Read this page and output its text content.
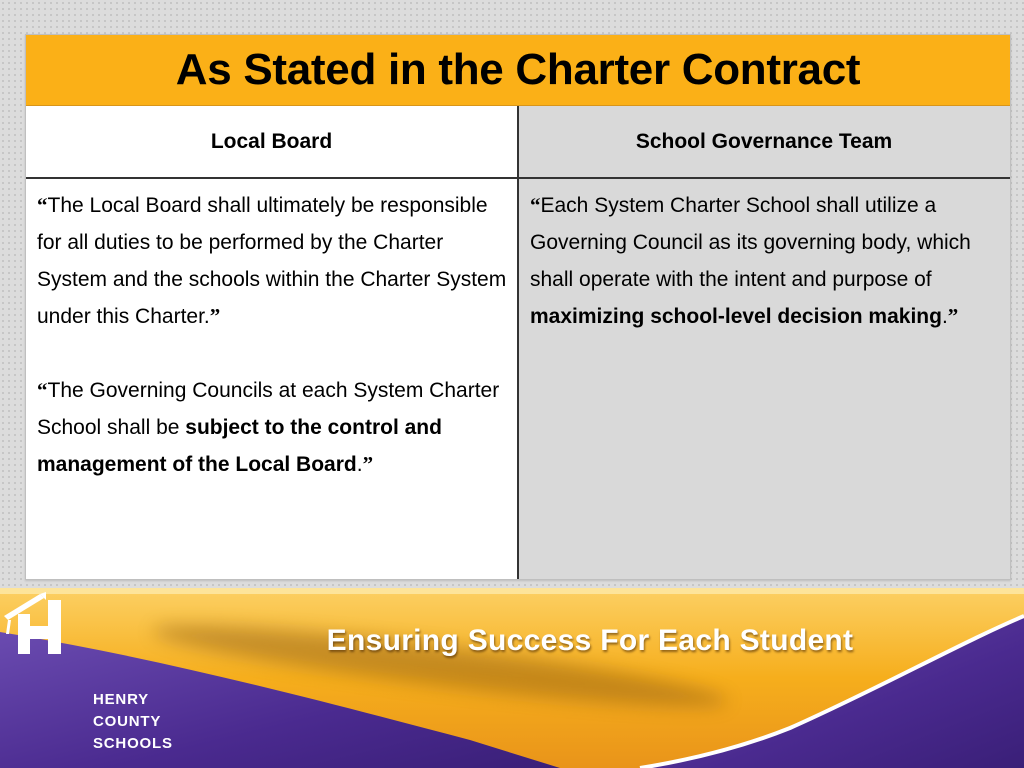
As Stated in the Charter Contract
Local Board	School Governance Team

“The Local Board shall ultimately be responsible for all duties to be performed by the Charter System and the schools within the Charter System under this Charter.”

“The Governing Councils at each System Charter School shall be subject to the control and management of the Local Board.”

“Each System Charter School shall utilize a Governing Council as its governing body, which shall operate with the intent and purpose of maximizing school-level decision making.”

Ensuring Success For Each Student
HENRY
COUNTY
SCHOOLS
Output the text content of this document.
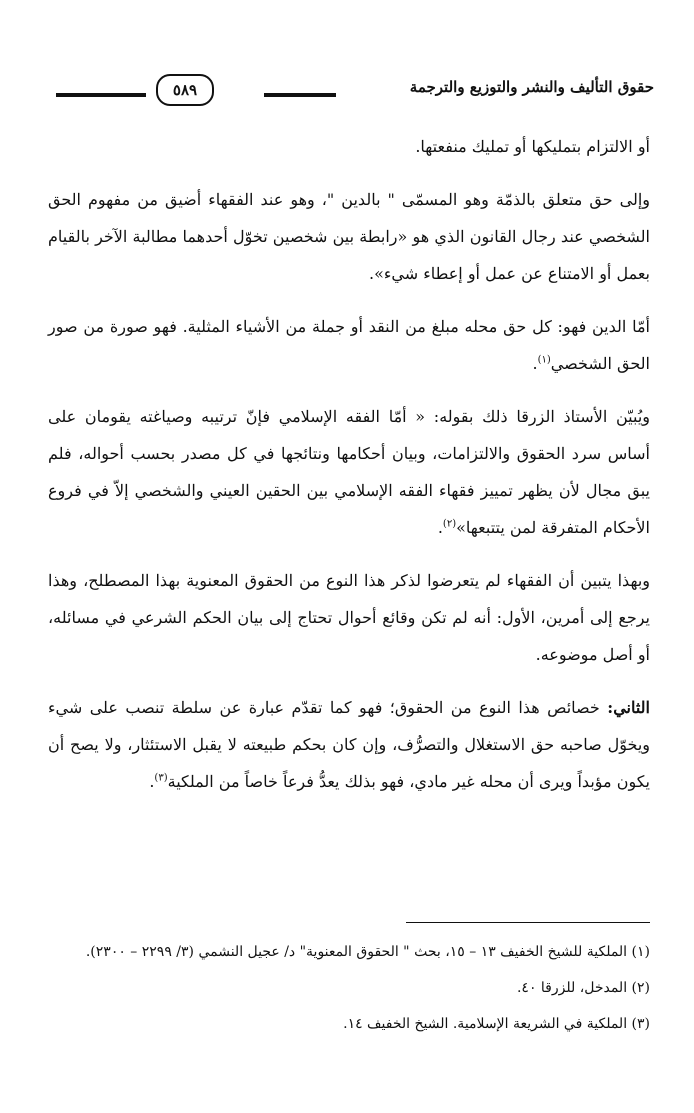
حقوق التأليف والنشر والتوزيع والترجمة
٥٨٩

أو الالتزام بتمليكها أو تمليك منفعتها.

وإلى حق متعلق بالذمّة وهو المسمّى " بالدين "، وهو عند الفقهاء أضيق من مفهوم الحق الشخصي عند رجال القانون الذي هو «رابطة بين شخصين تخوّل أحدهما مطالبة الآخر بالقيام بعمل أو الامتناع عن عمل أو إعطاء شيء».

أمّا الدين فهو: كل حق محله مبلغ من النقد أو جملة من الأشياء المثلية. فهو صورة من صور الحق الشخصي$^{(١)}$.

ويُبيّن الأستاذ الزرقا ذلك بقوله: « أمّا الفقه الإسلامي فإنّ ترتيبه وصياغته يقومان على أساس سرد الحقوق والالتزامات، وبيان أحكامها ونتائجها في كل مصدر بحسب أحواله، فلم يبق مجال لأن يظهر تمييز فقهاء الفقه الإسلامي بين الحقين العيني والشخصي إلاّ في فروع الأحكام المتفرقة لمن يتتبعها»$^{(٢)}$.

وبهذا يتبين أن الفقهاء لم يتعرضوا لذكر هذا النوع من الحقوق المعنوية بهذا المصطلح، وهذا يرجع إلى أمرين، الأول: أنه لم تكن وقائع أحوال تحتاج إلى بيان الحكم الشرعي في مسائله، أو أصل موضوعه.

الثاني: خصائص هذا النوع من الحقوق؛ فهو كما تقدّم عبارة عن سلطة تنصب على شيء ويخوّل صاحبه حق الاستغلال والتصرُّف، وإن كان بحكم طبيعته لا يقبل الاستئثار، ولا يصح أن يكون مؤبداً ويرى أن محله غير مادي، فهو بذلك يعدُّ فرعاً خاصاً من الملكية$^{(٣)}$.

(١) الملكية للشيخ الخفيف ١٣ – ١٥، بحث " الحقوق المعنوية" د/ عجيل النشمي (٣/ ٢٢٩٩ – ٢٣٠٠).

(٢) المدخل، للزرقا ٤٠.

(٣) الملكية في الشريعة الإسلامية. الشيخ الخفيف ١٤.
---+---
> **THE PROBLEM**: All records above are to be printed exactly, minus the pictures they contain.

> **OUTPUT FOR THIS EXERCISE**:
Read this page and output its text content.
As Stated in the Charter Contract
Local Board	School Governance Team

“The Local Board shall ultimately be responsible for all duties to be performed by the Charter System and the schools within the Charter System under this Charter.”

“The Governing Councils at each System Charter School shall be subject to the control and management of the Local Board.”

“Each System Charter School shall utilize a Governing Council as its governing body, which shall operate with the intent and purpose of maximizing school-level decision making.”

Ensuring Success For Each Student
HENRY
COUNTY
SCHOOLS
Output the text content of this document.
حقوق التأليف والنشر والتوزيع والترجمة
٥٨٩

أو الالتزام بتمليكها أو تمليك منفعتها.

وإلى حق متعلق بالذمّة وهو المسمّى " بالدين "، وهو عند الفقهاء أضيق من مفهوم الحق الشخصي عند رجال القانون الذي هو «رابطة بين شخصين تخوّل أحدهما مطالبة الآخر بالقيام بعمل أو الامتناع عن عمل أو إعطاء شيء».

أمّا الدين فهو: كل حق محله مبلغ من النقد أو جملة من الأشياء المثلية. فهو صورة من صور الحق الشخصي$^{(١)}$.

ويُبيّن الأستاذ الزرقا ذلك بقوله: « أمّا الفقه الإسلامي فإنّ ترتيبه وصياغته يقومان على أساس سرد الحقوق والالتزامات، وبيان أحكامها ونتائجها في كل مصدر بحسب أحواله، فلم يبق مجال لأن يظهر تمييز فقهاء الفقه الإسلامي بين الحقين العيني والشخصي إلاّ في فروع الأحكام المتفرقة لمن يتتبعها»$^{(٢)}$.

وبهذا يتبين أن الفقهاء لم يتعرضوا لذكر هذا النوع من الحقوق المعنوية بهذا المصطلح، وهذا يرجع إلى أمرين، الأول: أنه لم تكن وقائع أحوال تحتاج إلى بيان الحكم الشرعي في مسائله، أو أصل موضوعه.

الثاني: خصائص هذا النوع من الحقوق؛ فهو كما تقدّم عبارة عن سلطة تنصب على شيء ويخوّل صاحبه حق الاستغلال والتصرُّف، وإن كان بحكم طبيعته لا يقبل الاستئثار، ولا يصح أن يكون مؤبداً ويرى أن محله غير مادي، فهو بذلك يعدُّ فرعاً خاصاً من الملكية$^{(٣)}$.

(١) الملكية للشيخ الخفيف ١٣ – ١٥، بحث " الحقوق المعنوية" د/ عجيل النشمي (٣/ ٢٢٩٩ – ٢٣٠٠).

(٢) المدخل، للزرقا ٤٠.

(٣) الملكية في الشريعة الإسلامية. الشيخ الخفيف ١٤.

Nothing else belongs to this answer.